#### Task inputs:

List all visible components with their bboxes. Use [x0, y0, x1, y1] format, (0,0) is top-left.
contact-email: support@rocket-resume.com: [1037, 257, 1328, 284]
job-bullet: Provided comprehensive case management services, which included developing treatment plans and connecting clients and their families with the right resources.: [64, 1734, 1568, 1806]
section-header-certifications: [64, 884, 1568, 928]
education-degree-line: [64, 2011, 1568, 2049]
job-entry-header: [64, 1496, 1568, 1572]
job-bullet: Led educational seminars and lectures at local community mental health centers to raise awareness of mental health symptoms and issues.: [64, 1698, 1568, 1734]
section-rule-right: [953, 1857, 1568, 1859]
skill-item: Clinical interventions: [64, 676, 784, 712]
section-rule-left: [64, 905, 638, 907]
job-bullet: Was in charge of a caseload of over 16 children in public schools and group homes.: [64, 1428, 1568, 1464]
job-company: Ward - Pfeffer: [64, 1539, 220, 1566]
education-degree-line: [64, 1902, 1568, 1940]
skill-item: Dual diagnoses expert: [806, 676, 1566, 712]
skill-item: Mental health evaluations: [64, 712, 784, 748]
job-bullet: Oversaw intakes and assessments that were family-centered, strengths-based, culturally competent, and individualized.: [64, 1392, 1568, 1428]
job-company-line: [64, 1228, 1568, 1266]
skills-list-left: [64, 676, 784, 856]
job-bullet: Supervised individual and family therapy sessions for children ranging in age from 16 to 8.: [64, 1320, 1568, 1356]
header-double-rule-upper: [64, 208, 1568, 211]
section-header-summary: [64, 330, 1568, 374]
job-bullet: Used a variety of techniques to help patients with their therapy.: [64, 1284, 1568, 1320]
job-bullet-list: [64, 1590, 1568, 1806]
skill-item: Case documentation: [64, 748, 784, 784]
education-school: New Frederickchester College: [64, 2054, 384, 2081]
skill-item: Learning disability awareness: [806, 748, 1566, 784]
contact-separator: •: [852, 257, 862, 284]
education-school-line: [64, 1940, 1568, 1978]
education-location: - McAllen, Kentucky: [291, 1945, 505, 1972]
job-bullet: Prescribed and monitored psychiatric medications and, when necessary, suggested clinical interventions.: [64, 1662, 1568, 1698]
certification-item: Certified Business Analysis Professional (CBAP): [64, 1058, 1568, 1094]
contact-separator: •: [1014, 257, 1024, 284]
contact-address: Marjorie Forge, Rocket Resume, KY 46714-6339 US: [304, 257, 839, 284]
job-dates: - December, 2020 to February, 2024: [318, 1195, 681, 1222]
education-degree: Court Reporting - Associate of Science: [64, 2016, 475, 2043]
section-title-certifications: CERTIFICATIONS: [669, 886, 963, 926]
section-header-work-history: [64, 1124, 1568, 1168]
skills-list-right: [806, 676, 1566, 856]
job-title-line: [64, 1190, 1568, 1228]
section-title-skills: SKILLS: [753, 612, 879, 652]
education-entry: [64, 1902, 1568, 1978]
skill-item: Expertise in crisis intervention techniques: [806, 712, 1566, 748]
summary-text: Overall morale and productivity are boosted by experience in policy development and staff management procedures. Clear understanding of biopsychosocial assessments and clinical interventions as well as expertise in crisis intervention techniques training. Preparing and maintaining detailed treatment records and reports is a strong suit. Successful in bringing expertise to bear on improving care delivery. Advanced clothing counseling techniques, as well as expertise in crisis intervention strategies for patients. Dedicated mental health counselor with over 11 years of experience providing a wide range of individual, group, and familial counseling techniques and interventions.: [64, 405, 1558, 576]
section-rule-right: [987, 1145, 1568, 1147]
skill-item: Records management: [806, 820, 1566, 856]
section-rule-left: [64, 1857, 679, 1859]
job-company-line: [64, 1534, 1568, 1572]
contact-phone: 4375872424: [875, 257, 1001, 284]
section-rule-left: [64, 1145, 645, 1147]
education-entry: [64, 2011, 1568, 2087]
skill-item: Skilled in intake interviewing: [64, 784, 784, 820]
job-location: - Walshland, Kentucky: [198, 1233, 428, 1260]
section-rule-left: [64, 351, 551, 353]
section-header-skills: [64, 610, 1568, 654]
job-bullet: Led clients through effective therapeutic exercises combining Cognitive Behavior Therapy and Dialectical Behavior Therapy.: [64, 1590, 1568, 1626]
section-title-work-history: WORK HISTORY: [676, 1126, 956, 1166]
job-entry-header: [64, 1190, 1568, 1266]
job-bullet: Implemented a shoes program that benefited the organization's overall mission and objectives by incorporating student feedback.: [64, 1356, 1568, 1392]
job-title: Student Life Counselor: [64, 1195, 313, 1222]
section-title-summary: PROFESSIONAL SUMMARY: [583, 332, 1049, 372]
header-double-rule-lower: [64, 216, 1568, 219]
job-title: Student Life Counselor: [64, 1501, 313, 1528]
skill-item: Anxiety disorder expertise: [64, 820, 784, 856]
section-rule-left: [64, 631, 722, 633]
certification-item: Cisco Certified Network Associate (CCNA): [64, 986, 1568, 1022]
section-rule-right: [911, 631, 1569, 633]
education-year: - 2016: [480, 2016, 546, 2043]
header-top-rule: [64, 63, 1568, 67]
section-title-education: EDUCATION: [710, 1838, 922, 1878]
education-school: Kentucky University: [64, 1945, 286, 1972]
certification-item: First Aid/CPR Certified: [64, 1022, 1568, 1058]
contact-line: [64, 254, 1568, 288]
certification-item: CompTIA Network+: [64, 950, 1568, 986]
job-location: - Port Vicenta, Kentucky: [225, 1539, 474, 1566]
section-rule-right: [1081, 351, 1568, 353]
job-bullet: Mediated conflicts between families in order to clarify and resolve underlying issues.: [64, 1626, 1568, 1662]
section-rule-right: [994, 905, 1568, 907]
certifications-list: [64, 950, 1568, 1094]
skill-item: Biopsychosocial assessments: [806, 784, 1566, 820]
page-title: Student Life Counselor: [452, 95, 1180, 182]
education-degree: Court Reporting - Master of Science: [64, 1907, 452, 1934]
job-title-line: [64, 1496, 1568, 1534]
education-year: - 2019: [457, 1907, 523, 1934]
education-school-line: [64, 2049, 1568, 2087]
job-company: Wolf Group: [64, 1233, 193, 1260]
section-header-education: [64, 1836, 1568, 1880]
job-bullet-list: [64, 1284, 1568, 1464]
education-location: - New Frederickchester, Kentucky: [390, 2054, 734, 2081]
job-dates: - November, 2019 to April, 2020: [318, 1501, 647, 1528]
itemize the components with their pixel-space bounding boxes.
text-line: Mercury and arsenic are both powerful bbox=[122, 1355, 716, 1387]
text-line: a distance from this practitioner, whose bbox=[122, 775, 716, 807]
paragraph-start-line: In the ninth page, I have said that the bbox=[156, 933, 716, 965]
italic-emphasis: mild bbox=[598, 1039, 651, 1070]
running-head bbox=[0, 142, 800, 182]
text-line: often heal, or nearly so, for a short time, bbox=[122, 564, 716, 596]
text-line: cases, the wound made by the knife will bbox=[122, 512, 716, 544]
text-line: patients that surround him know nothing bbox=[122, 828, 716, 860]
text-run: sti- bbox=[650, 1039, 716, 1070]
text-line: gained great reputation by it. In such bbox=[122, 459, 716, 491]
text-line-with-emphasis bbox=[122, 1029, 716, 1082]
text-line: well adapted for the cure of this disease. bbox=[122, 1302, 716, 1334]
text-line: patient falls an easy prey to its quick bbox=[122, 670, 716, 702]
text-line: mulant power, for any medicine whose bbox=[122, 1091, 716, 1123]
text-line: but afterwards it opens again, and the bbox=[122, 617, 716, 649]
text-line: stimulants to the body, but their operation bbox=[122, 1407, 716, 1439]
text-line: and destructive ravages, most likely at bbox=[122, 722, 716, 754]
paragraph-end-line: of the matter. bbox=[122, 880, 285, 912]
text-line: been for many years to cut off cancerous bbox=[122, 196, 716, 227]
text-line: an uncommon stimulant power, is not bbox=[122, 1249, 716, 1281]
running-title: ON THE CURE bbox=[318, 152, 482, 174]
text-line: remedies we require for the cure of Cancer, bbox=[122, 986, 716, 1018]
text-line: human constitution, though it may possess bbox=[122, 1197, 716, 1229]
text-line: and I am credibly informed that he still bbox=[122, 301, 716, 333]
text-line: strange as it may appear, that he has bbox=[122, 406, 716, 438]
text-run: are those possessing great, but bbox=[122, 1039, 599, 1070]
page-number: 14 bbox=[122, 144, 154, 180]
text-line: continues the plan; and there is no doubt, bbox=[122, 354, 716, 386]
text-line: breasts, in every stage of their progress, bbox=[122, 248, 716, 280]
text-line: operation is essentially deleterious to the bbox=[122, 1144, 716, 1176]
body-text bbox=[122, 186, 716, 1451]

#### Exercise aim:
Look for the string "right" in the listing above and copy every line holding it.

#### Problem solution:
job-bullet: Provided comprehensive case management services, which included developing treatment plans and connecting clients and their families with the right resources.: [64, 1734, 1568, 1806]
section-rule-right: [953, 1857, 1568, 1859]
skills-list-right: [806, 676, 1566, 856]
section-rule-right: [987, 1145, 1568, 1147]
section-rule-right: [911, 631, 1569, 633]
section-rule-right: [1081, 351, 1568, 353]
section-rule-right: [994, 905, 1568, 907]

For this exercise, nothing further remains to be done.